── EXERCISE DATA ──

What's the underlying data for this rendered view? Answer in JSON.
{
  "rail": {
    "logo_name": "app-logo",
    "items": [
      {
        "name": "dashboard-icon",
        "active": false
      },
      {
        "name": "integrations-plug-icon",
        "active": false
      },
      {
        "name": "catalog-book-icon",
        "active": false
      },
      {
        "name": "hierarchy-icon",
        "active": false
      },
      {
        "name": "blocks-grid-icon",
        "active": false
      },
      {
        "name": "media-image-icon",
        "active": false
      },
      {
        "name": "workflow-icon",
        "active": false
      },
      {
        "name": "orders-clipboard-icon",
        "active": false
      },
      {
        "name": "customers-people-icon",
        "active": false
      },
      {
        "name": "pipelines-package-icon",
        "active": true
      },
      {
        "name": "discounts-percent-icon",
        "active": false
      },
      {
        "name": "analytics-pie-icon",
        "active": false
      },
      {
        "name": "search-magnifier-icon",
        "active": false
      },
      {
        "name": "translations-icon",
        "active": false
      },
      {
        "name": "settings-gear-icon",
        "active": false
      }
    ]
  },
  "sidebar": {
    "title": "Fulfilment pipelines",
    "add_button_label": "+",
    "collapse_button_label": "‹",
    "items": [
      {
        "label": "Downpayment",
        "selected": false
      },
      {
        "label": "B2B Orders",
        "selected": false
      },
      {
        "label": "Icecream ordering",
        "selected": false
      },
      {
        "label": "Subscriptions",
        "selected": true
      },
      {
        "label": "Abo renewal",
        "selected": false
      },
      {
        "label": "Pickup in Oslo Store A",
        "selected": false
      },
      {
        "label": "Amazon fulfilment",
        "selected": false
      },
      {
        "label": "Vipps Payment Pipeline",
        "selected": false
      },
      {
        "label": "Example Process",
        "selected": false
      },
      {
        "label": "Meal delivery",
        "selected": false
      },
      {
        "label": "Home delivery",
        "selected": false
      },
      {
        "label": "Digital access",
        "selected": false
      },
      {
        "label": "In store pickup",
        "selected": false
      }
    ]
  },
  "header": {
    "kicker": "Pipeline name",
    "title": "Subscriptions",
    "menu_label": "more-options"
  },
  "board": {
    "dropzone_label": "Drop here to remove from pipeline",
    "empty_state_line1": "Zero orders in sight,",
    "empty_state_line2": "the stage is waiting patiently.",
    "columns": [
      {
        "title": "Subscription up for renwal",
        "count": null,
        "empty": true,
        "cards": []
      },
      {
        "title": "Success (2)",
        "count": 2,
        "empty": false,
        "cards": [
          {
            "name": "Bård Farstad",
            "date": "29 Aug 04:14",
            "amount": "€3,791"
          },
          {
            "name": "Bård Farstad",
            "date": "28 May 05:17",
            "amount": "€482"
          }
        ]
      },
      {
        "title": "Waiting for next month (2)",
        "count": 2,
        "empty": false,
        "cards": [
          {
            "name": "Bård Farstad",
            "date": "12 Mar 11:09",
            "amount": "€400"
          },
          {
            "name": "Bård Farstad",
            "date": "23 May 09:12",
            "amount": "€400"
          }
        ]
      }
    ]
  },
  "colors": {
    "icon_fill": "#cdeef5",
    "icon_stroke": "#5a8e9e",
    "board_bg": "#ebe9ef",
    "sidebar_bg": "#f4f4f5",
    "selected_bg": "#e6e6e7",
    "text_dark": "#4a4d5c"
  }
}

───

* SHORT PROBLEM *
From the records above, copy every line that holds the word "date".

* TASK RESULT *
            "date": "29 Aug 04:14",
            "date": "28 May 05:17",
            "date": "12 Mar 11:09",
            "date": "23 May 09:12",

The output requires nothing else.